## Begin Data for this exercise
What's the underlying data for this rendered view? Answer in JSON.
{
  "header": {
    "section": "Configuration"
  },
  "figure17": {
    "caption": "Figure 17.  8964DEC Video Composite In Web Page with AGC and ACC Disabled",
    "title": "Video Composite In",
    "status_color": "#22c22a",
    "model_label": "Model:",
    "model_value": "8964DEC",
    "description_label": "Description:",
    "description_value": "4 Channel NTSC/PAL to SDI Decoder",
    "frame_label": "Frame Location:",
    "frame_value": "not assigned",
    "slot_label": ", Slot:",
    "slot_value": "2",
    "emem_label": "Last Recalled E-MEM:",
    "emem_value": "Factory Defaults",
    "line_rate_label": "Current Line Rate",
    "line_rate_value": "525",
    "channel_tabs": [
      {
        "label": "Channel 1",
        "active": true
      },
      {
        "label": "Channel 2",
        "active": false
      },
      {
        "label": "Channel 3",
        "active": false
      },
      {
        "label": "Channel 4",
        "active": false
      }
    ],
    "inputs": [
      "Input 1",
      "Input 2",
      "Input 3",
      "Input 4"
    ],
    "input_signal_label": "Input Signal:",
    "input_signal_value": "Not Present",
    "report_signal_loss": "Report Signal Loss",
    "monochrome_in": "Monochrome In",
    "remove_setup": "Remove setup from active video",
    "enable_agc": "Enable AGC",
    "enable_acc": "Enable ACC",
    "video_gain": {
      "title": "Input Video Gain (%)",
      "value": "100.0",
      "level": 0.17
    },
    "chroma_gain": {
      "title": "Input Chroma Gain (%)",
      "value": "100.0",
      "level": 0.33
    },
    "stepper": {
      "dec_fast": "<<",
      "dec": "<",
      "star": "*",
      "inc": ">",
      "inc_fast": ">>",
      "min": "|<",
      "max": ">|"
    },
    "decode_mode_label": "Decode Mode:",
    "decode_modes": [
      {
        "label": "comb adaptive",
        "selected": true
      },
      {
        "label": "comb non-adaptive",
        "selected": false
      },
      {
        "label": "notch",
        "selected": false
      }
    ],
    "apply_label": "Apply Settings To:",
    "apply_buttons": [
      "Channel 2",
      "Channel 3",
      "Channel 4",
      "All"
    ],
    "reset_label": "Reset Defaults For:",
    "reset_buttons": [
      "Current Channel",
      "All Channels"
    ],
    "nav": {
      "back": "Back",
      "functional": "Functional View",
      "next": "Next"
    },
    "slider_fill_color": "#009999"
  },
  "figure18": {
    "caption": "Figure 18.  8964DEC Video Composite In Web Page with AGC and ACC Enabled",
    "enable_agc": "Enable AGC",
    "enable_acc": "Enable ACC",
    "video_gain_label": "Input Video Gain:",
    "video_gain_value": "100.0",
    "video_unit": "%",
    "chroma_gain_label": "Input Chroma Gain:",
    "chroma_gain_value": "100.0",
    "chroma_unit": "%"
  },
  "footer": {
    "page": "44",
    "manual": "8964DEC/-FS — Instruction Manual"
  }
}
## End Data for this exercise
## Begin Data for this exercise
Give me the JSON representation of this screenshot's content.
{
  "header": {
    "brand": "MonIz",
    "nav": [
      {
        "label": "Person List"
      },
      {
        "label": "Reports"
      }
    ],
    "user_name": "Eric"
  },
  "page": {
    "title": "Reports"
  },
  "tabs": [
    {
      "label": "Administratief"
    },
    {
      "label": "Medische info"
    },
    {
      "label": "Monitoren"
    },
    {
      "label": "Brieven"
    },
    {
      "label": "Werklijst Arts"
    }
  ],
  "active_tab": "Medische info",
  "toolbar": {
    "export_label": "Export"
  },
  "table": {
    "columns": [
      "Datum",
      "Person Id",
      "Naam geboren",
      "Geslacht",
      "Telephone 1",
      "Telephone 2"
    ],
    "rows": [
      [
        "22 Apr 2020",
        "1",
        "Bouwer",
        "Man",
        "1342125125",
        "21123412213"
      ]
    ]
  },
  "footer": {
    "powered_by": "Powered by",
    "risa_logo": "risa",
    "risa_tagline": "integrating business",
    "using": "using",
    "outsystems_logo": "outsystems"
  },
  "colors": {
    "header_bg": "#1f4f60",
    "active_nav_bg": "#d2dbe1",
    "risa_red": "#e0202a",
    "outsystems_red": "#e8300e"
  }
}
## End Data for this exercise
Stated exercise: Go through the listing above and return every line where the word "JSON" occurs.

Correct result:
What's the underlying data for this rendered view? Answer in JSON.
Give me the JSON representation of this screenshot's content.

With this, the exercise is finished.